[A block of data]
+ + +
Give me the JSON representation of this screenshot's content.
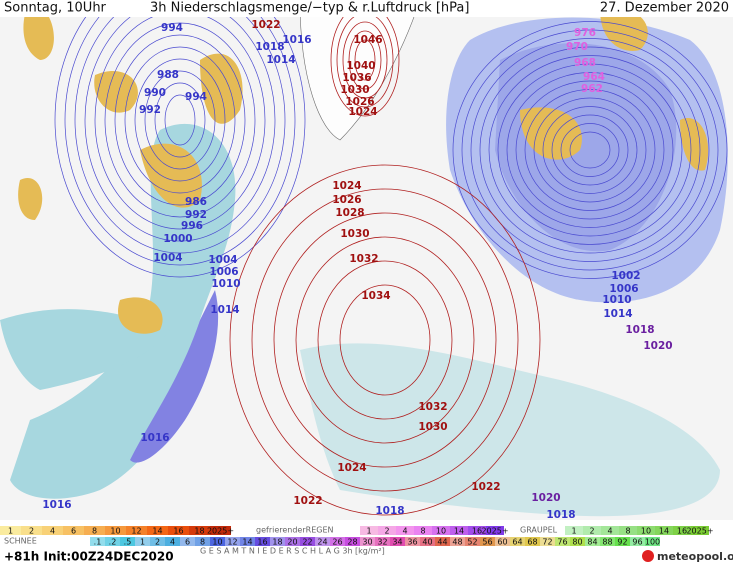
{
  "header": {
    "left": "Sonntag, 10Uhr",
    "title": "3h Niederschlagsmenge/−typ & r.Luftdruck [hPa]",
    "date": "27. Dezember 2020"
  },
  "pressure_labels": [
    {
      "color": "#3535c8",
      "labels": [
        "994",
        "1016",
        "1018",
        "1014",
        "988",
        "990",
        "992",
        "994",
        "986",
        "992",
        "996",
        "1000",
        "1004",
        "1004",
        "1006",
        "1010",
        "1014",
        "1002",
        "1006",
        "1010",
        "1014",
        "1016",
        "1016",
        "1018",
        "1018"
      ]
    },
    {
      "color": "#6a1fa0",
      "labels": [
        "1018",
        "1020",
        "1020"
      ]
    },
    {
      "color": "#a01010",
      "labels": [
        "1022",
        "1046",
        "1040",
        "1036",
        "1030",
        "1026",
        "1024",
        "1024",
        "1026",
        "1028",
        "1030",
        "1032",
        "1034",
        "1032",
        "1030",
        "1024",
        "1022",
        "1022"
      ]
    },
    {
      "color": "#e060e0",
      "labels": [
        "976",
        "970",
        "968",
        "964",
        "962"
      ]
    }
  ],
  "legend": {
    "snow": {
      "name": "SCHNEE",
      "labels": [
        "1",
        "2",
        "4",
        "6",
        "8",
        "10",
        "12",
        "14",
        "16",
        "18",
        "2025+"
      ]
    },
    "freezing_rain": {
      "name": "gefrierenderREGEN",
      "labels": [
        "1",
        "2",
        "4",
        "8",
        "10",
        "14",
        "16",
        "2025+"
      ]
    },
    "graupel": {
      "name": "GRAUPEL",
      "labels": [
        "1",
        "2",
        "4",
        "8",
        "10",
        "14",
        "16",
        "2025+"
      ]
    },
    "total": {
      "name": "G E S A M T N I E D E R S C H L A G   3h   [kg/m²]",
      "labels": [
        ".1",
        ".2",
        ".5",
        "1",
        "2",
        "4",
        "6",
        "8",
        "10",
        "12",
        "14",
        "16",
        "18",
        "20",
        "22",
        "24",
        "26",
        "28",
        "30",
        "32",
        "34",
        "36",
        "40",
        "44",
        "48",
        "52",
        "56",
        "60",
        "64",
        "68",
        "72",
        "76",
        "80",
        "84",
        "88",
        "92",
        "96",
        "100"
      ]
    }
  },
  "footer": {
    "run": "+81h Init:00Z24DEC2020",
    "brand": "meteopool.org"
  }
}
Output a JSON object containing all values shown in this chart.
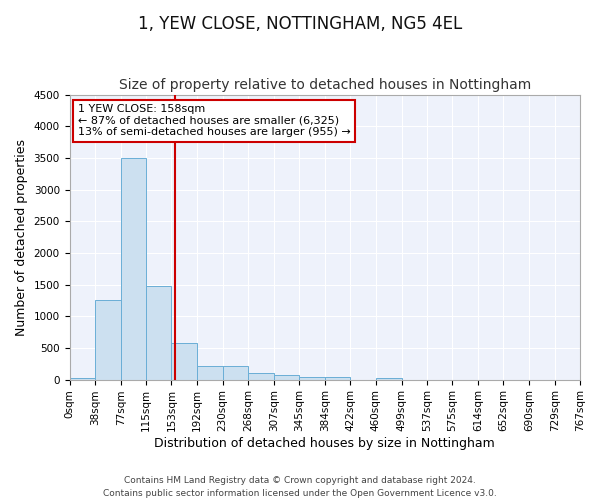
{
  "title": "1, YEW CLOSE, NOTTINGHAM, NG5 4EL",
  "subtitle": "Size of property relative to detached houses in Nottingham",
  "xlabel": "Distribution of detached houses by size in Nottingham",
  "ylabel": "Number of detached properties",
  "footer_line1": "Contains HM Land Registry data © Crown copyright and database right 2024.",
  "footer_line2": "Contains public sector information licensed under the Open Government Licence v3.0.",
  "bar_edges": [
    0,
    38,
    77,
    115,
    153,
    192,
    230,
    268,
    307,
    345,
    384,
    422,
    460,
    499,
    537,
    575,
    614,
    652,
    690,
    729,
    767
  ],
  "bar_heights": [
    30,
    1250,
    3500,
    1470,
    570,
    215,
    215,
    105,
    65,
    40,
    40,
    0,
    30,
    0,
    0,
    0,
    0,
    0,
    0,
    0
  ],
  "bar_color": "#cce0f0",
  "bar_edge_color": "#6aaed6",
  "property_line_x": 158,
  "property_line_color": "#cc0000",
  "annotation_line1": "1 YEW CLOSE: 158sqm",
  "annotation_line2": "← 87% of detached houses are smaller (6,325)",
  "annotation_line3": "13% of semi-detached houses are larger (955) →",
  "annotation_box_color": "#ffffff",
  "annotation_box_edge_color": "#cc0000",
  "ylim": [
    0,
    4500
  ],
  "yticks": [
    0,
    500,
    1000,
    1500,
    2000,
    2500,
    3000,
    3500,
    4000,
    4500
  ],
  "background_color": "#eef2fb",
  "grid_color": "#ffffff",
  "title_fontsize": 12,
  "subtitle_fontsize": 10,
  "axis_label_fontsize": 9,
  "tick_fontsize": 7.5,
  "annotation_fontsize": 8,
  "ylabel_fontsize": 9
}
+ + +
CHALLENGE: Filter the records, keeping only lines that contain "Contains", and show those lines.

FINAL RESULT:
  "footer_line1": "Contains HM Land Registry data © Crown copyright and database right 2024.",
  "footer_line2": "Contains public sector information licensed under the Open Government Licence v3.0.",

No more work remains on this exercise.